## GIVEN EXERCISE
In the data below, find every line that has the string "AOML", and copy it.

>>>

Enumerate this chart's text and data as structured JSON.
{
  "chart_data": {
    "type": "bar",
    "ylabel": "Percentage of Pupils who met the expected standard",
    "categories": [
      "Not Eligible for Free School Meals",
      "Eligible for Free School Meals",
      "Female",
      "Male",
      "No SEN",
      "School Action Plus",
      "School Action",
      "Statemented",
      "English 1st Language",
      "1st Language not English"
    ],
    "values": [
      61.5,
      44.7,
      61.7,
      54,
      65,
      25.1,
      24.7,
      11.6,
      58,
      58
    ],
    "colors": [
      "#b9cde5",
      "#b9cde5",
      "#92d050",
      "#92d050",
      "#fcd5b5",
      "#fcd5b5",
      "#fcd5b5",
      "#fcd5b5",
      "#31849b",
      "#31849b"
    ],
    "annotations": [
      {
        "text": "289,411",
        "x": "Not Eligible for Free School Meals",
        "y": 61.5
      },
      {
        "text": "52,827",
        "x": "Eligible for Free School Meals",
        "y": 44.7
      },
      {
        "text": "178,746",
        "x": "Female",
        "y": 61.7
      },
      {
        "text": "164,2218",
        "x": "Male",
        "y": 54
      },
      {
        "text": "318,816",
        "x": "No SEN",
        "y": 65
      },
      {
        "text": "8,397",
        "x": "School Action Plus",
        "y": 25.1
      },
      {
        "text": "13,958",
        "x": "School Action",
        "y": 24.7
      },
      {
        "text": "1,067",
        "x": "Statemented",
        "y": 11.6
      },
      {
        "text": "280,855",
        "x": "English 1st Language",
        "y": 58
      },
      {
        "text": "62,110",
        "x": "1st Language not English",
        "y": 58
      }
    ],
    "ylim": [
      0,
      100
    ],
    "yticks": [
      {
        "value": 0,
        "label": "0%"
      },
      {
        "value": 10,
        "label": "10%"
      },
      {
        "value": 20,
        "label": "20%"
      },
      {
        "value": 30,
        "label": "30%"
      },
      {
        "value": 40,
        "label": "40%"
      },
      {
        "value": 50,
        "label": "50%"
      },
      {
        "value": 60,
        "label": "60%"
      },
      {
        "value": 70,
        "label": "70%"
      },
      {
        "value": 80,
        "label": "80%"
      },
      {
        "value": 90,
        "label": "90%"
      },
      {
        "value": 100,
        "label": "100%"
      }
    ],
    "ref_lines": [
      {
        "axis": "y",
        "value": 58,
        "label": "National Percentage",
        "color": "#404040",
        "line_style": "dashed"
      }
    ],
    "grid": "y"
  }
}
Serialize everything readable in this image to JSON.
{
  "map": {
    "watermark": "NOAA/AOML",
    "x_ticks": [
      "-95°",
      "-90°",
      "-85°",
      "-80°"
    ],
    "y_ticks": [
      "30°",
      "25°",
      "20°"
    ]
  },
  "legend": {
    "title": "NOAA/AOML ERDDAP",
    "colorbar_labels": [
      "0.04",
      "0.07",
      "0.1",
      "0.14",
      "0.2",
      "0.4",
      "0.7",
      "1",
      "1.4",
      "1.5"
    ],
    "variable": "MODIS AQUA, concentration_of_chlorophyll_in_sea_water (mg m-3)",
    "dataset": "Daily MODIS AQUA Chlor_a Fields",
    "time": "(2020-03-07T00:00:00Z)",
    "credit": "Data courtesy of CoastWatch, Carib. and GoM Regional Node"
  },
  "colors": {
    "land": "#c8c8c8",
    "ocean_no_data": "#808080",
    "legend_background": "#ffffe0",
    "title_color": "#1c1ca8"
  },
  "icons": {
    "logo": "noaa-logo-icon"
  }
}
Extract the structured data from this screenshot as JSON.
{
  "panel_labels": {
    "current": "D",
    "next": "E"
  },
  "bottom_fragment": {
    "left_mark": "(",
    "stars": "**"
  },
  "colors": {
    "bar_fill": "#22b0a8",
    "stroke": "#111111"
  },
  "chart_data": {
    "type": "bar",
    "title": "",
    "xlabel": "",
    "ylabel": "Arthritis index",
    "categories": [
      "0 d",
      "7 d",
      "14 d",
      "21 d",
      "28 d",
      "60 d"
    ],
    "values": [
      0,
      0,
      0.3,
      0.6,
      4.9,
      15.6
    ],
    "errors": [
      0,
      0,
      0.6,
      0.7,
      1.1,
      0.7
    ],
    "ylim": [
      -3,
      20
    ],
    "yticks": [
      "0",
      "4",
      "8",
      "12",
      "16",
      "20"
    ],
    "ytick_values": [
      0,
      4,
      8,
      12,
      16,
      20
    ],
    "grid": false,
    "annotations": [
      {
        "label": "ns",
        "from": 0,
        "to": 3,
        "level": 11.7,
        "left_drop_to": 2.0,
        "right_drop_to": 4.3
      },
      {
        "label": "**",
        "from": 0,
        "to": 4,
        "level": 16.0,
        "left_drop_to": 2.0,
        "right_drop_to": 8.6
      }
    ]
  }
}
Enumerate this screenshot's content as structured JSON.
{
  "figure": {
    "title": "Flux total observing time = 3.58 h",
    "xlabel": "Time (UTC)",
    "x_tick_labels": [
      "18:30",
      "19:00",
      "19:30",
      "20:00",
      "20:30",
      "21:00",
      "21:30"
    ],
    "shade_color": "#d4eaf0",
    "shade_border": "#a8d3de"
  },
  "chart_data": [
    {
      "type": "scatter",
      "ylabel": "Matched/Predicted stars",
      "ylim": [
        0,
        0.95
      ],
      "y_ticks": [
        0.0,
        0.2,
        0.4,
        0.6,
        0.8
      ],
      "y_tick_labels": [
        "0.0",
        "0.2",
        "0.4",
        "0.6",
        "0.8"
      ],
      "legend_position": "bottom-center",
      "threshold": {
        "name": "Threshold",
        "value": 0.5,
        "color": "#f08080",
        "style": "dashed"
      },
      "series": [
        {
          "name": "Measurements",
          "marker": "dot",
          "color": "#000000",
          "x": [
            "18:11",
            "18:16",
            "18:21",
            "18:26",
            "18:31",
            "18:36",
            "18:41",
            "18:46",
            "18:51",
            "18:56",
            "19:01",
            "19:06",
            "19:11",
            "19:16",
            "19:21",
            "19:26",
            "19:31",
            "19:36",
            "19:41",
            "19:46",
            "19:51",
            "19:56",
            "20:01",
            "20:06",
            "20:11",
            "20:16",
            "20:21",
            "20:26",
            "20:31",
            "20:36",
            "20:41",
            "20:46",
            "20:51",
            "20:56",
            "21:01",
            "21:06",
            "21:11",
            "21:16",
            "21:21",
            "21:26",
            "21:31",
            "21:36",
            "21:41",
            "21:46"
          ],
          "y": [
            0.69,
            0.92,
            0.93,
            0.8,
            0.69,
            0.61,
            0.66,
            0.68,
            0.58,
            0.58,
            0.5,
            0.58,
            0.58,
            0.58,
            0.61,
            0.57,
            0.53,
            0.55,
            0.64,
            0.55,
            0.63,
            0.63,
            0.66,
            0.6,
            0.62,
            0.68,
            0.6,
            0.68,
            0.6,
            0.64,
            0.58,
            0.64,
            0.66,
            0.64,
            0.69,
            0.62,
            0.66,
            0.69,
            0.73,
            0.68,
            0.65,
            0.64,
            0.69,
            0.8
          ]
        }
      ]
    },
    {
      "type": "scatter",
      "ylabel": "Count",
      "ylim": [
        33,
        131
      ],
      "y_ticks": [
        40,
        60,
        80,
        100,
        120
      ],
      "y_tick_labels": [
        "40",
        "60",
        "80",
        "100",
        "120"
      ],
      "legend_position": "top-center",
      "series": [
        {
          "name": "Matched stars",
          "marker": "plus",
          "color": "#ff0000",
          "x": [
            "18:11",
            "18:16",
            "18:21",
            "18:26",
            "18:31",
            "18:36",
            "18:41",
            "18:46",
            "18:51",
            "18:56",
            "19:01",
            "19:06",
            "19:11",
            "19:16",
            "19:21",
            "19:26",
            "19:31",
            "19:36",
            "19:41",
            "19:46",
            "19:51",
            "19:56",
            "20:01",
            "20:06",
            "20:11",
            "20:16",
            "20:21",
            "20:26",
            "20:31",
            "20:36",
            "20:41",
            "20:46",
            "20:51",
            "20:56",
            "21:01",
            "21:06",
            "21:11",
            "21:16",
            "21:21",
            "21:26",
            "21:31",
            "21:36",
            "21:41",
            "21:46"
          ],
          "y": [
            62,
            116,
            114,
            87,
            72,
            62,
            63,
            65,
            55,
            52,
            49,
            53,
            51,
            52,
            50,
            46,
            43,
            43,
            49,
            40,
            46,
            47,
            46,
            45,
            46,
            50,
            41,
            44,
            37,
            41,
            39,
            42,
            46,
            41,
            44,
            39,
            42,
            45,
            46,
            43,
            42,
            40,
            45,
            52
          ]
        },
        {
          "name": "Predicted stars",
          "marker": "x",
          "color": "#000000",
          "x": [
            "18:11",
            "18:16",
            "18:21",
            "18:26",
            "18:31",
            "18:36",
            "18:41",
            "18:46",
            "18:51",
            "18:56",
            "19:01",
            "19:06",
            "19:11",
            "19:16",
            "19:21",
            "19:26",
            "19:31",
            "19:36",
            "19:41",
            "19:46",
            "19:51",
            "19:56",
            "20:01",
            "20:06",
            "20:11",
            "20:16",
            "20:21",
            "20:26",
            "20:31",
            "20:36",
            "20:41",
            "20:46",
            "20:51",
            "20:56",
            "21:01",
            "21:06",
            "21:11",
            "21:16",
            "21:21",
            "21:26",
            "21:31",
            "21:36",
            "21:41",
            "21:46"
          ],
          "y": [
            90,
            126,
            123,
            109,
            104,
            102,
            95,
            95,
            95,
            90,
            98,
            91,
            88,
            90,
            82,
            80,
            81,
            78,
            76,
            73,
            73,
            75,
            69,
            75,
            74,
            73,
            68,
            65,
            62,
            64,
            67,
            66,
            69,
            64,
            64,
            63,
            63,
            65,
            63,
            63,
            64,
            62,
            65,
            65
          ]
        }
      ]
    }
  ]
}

<<<

## EXERCISE RESULT
    "watermark": "NOAA/AOML",
    "title": "NOAA/AOML ERDDAP",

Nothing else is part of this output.